• **TASK TO CARRY OUT**: Give back the entire listing verbatim.

• **RECORDS TO PROCESS**:
□ □ □ □ □ □ □

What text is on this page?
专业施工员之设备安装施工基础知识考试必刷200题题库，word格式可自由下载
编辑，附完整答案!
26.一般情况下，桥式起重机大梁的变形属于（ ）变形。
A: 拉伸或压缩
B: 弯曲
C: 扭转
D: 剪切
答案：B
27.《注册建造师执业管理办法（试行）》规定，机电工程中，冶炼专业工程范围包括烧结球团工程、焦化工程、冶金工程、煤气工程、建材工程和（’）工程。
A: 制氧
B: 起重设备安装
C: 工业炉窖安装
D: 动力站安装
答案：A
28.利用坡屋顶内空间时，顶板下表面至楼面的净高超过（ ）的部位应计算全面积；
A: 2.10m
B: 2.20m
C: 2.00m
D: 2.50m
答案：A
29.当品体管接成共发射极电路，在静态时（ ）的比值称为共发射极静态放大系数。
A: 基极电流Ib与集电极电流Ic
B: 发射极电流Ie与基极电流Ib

□ □ □ □ □ □ □

• **OUTPUT OF THE TASK**:
What text is on this page?
专业施工员之设备安装施工基础知识考试必刷200题题库，word格式可自由下载
编辑，附完整答案!
26.一般情况下，桥式起重机大梁的变形属于（ ）变形。
A: 拉伸或压缩
B: 弯曲
C: 扭转
D: 剪切
答案：B
27.《注册建造师执业管理办法（试行）》规定，机电工程中，冶炼专业工程范围包括烧结球团工程、焦化工程、冶金工程、煤气工程、建材工程和（’）工程。
A: 制氧
B: 起重设备安装
C: 工业炉窖安装
D: 动力站安装
答案：A
28.利用坡屋顶内空间时，顶板下表面至楼面的净高超过（ ）的部位应计算全面积；
A: 2.10m
B: 2.20m
C: 2.00m
D: 2.50m
答案：A
29.当品体管接成共发射极电路，在静态时（ ）的比值称为共发射极静态放大系数。
A: 基极电流Ib与集电极电流Ic
B: 发射极电流Ie与基极电流Ib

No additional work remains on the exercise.